Given problem :: Nothing should be left out: output all of the entries exactly.

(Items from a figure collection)
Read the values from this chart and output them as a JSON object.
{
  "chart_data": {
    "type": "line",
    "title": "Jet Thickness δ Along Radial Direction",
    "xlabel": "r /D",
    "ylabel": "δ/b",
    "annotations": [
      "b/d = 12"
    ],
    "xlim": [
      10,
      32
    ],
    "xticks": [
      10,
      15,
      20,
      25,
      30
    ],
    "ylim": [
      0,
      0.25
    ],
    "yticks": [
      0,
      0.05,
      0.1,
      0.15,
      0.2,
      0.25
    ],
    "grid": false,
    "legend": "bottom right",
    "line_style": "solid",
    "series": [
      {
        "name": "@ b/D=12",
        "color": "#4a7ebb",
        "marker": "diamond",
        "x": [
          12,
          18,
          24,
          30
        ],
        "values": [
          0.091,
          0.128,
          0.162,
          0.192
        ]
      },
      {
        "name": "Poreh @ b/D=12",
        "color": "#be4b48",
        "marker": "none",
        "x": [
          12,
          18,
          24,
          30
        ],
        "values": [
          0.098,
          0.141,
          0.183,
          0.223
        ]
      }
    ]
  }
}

Task output ::
Read the values from this chart and output them as a JSON object.
{
  "chart_data": {
    "type": "line",
    "title": "Jet Thickness δ Along Radial Direction",
    "xlabel": "r /D",
    "ylabel": "δ/b",
    "annotations": [
      "b/d = 12"
    ],
    "xlim": [
      10,
      32
    ],
    "xticks": [
      10,
      15,
      20,
      25,
      30
    ],
    "ylim": [
      0,
      0.25
    ],
    "yticks": [
      0,
      0.05,
      0.1,
      0.15,
      0.2,
      0.25
    ],
    "grid": false,
    "legend": "bottom right",
    "line_style": "solid",
    "series": [
      {
        "name": "@ b/D=12",
        "color": "#4a7ebb",
        "marker": "diamond",
        "x": [
          12,
          18,
          24,
          30
        ],
        "values": [
          0.091,
          0.128,
          0.162,
          0.192
        ]
      },
      {
        "name": "Poreh @ b/D=12",
        "color": "#be4b48",
        "marker": "none",
        "x": [
          12,
          18,
          24,
          30
        ],
        "values": [
          0.098,
          0.141,
          0.183,
          0.223
        ]
      }
    ]
  }
}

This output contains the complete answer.